___ INPUT ROWS
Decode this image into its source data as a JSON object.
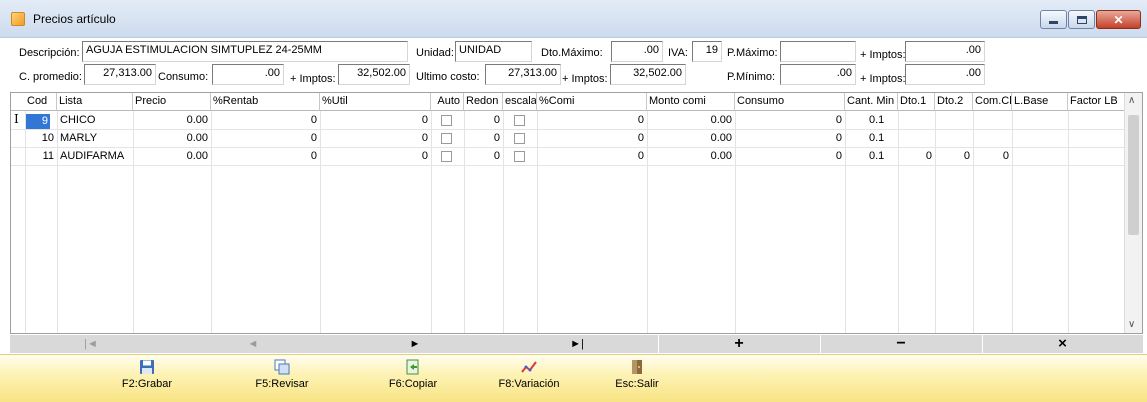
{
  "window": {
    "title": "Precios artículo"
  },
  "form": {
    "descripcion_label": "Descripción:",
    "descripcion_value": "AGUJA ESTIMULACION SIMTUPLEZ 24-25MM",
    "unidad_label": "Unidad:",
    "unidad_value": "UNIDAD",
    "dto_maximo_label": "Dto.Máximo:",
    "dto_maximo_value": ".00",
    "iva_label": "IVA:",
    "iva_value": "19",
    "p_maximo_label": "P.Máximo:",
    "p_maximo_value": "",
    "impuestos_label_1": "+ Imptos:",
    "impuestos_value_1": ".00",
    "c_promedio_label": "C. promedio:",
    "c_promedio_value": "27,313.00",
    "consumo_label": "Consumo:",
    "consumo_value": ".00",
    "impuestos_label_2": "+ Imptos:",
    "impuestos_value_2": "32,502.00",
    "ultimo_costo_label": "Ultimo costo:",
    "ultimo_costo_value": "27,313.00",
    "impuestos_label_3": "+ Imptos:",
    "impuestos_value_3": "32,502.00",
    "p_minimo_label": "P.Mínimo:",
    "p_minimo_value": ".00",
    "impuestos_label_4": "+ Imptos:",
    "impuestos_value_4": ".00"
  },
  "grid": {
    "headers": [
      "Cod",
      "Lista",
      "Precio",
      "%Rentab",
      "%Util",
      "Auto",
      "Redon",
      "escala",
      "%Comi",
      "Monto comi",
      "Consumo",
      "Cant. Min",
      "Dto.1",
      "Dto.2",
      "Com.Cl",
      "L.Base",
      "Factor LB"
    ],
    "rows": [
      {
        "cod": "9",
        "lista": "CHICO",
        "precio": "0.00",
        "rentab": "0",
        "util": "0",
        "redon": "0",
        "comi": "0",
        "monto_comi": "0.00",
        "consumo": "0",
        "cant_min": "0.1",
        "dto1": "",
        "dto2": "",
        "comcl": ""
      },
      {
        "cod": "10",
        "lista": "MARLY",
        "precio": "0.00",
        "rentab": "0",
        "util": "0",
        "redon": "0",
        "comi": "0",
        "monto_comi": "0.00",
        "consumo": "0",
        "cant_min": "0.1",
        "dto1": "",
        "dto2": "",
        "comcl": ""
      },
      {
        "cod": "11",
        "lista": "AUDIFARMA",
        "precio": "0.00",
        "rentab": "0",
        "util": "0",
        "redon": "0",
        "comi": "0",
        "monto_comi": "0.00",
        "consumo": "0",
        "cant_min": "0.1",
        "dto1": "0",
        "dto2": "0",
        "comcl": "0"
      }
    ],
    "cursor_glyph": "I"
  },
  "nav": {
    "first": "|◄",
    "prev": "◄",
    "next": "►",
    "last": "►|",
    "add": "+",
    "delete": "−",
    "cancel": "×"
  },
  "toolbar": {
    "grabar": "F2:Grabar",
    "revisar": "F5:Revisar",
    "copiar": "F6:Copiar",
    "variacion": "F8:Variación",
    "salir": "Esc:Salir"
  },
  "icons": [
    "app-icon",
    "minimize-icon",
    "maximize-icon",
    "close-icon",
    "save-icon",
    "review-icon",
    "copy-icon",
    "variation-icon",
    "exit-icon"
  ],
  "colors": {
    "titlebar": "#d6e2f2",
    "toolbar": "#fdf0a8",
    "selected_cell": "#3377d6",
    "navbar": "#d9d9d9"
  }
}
______
___ INPUT ROWS
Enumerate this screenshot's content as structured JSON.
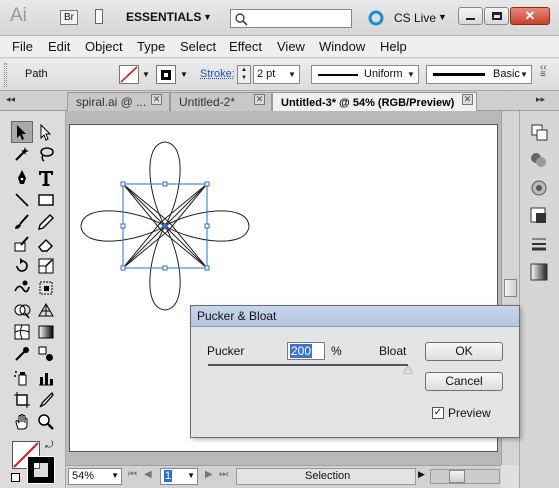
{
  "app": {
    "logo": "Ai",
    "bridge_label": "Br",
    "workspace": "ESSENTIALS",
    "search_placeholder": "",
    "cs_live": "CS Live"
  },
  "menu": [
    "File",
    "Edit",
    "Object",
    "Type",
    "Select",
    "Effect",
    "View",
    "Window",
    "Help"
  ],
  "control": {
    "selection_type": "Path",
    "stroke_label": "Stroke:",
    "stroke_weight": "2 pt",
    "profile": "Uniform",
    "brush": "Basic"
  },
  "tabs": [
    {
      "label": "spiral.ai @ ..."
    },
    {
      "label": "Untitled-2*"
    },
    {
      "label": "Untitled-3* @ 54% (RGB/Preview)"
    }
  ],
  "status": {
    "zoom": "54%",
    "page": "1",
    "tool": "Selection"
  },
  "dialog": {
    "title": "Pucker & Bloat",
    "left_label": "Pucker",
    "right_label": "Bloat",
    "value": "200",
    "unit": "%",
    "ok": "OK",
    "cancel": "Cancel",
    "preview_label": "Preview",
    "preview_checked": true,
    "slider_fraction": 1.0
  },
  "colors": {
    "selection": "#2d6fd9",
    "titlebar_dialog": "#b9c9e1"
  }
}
______
___ INPUT ROWS
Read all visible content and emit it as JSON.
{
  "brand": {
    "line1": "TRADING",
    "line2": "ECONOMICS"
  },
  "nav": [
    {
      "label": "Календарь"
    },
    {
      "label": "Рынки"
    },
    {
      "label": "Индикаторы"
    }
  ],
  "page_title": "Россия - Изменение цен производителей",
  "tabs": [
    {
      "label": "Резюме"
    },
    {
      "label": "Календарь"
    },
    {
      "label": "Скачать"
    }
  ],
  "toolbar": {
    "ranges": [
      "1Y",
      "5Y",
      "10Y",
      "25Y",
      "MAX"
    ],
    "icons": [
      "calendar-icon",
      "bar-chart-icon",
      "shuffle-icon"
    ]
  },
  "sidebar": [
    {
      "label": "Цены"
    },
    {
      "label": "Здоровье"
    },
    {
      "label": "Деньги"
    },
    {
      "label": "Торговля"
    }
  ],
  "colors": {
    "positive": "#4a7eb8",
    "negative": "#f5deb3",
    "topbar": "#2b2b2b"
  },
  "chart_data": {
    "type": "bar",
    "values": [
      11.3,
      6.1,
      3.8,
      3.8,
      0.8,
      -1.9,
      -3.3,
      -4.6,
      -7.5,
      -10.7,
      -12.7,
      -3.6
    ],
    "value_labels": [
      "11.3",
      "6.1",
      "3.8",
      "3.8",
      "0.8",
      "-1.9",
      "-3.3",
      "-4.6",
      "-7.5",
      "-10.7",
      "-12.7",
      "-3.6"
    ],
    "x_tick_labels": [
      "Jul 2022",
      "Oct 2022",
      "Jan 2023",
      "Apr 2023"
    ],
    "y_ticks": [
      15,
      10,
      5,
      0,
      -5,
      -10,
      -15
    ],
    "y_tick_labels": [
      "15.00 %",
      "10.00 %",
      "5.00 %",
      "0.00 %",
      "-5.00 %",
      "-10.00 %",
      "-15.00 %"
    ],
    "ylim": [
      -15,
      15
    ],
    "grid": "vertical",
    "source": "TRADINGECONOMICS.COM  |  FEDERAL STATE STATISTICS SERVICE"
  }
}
______
■ GOAL: Find each line with the string "Imptos" and copy it out.

■ SOLUTION TO THIS PROBLEM:
    "impuestos_label_1": "+ Imptos:",
    "impuestos_label_2": "+ Imptos:",
    "impuestos_label_3": "+ Imptos:",
    "impuestos_label_4": "+ Imptos:",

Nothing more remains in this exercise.